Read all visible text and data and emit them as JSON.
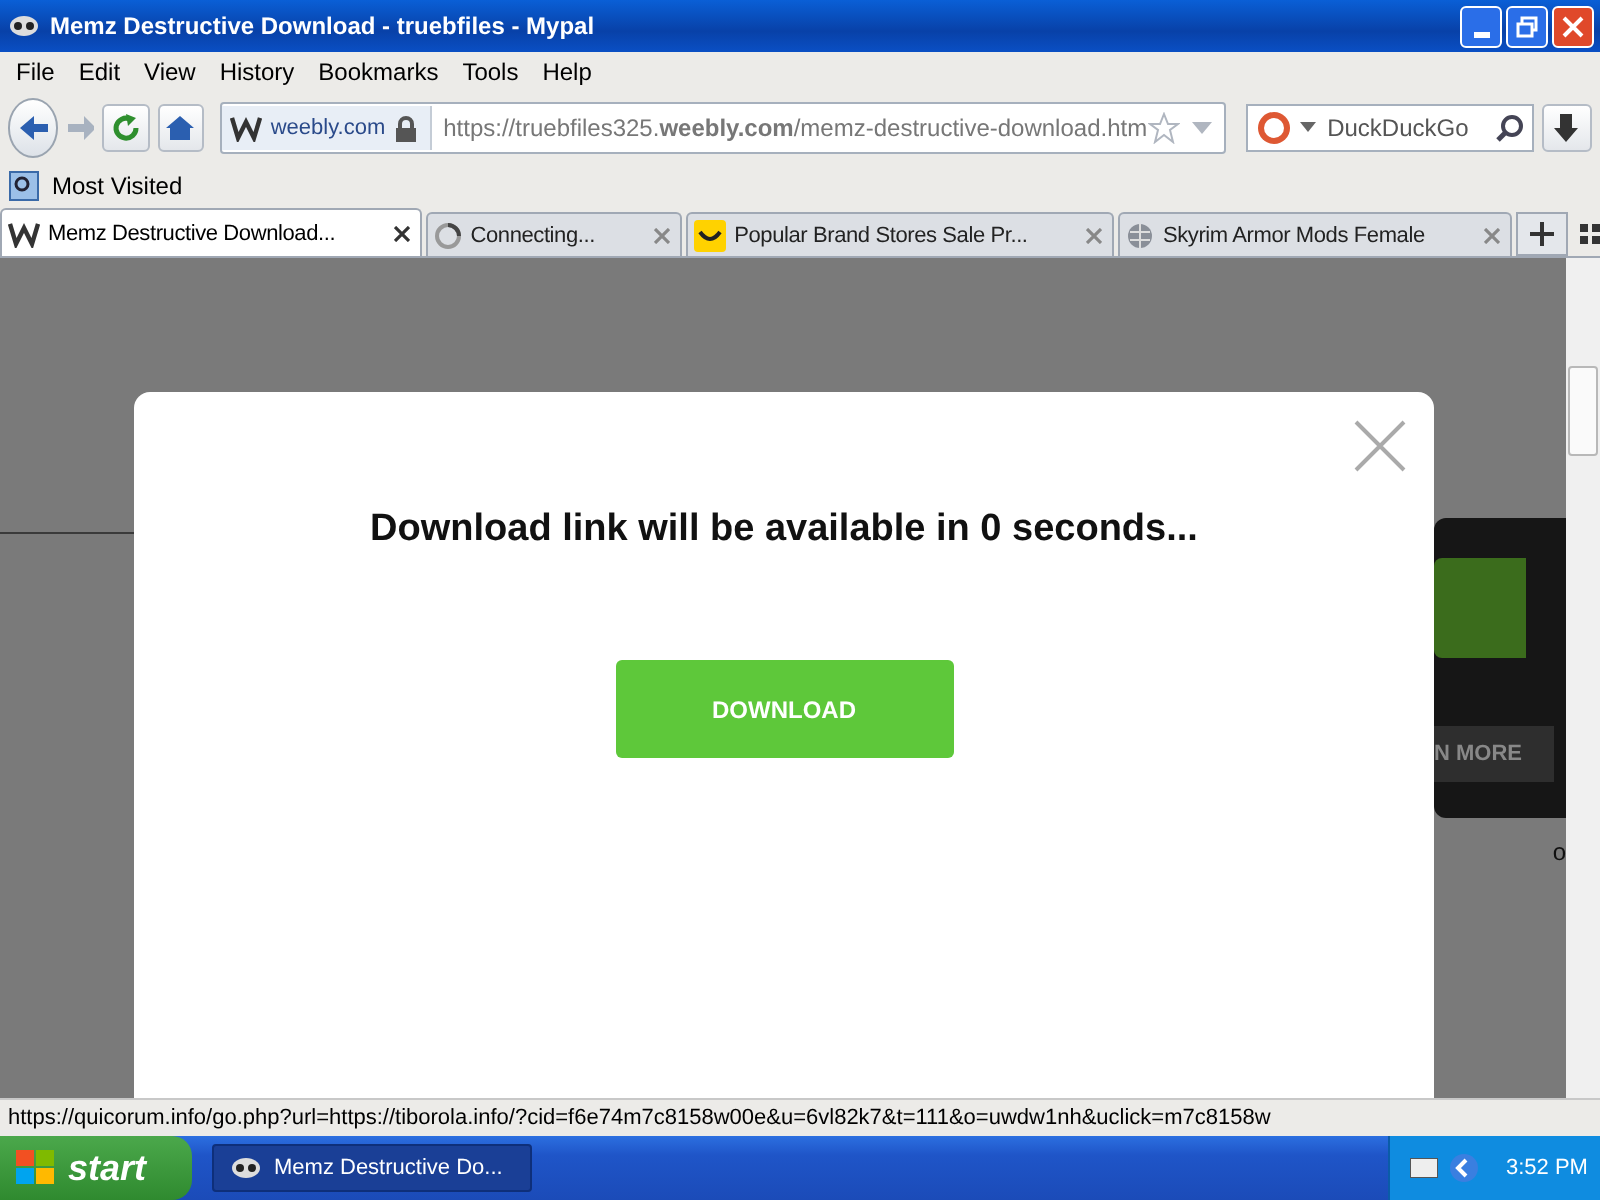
{
  "window": {
    "title": "Memz Destructive Download - truebfiles - Mypal"
  },
  "menu": [
    {
      "label": "File"
    },
    {
      "label": "Edit"
    },
    {
      "label": "View"
    },
    {
      "label": "History"
    },
    {
      "label": "Bookmarks"
    },
    {
      "label": "Tools"
    },
    {
      "label": "Help"
    }
  ],
  "toolbar": {
    "site_badge": "weebly.com",
    "url": "https://truebfiles325.**weebly.com**/memz-destructive-download.htm",
    "search_placeholder": "DuckDuckGo"
  },
  "bookmarks": [
    {
      "label": "Most Visited"
    }
  ],
  "tabs": [
    {
      "label": "Memz Destructive Download...",
      "selected": true,
      "kind": "weebly"
    },
    {
      "label": "Connecting...",
      "selected": false,
      "kind": "loading"
    },
    {
      "label": "Popular Brand Stores Sale Pr...",
      "selected": false,
      "kind": "smile"
    },
    {
      "label": "Skyrim Armor Mods Female",
      "selected": false,
      "kind": "globe"
    }
  ],
  "background_page": {
    "button_text": "N MORE",
    "fragment": "o"
  },
  "dialog": {
    "message": "Download link will be available in 0 seconds...",
    "button": "DOWNLOAD"
  },
  "status_bar": "https://quicorum.info/go.php?url=https://tiborola.info/?cid=f6e74m7c8158w00e&u=6vl82k7&t=111&o=uwdw1nh&uclick=m7c8158w",
  "taskbar": {
    "start": "start",
    "tasks": [
      {
        "label": "Memz Destructive Do...",
        "selected": true
      }
    ],
    "clock": "3:52 PM"
  }
}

Task details —
Repeat the material above in full and exactly, omitting the pictures.

Solution —
Read all visible text and data and emit them as JSON.
{
  "window": {
    "title": "Memz Destructive Download - truebfiles - Mypal"
  },
  "menu": [
    {
      "label": "File"
    },
    {
      "label": "Edit"
    },
    {
      "label": "View"
    },
    {
      "label": "History"
    },
    {
      "label": "Bookmarks"
    },
    {
      "label": "Tools"
    },
    {
      "label": "Help"
    }
  ],
  "toolbar": {
    "site_badge": "weebly.com",
    "url": "https://truebfiles325.**weebly.com**/memz-destructive-download.htm",
    "search_placeholder": "DuckDuckGo"
  },
  "bookmarks": [
    {
      "label": "Most Visited"
    }
  ],
  "tabs": [
    {
      "label": "Memz Destructive Download...",
      "selected": true,
      "kind": "weebly"
    },
    {
      "label": "Connecting...",
      "selected": false,
      "kind": "loading"
    },
    {
      "label": "Popular Brand Stores Sale Pr...",
      "selected": false,
      "kind": "smile"
    },
    {
      "label": "Skyrim Armor Mods Female",
      "selected": false,
      "kind": "globe"
    }
  ],
  "background_page": {
    "button_text": "N MORE",
    "fragment": "o"
  },
  "dialog": {
    "message": "Download link will be available in 0 seconds...",
    "button": "DOWNLOAD"
  },
  "status_bar": "https://quicorum.info/go.php?url=https://tiborola.info/?cid=f6e74m7c8158w00e&u=6vl82k7&t=111&o=uwdw1nh&uclick=m7c8158w",
  "taskbar": {
    "start": "start",
    "tasks": [
      {
        "label": "Memz Destructive Do...",
        "selected": true
      }
    ],
    "clock": "3:52 PM"
  }
}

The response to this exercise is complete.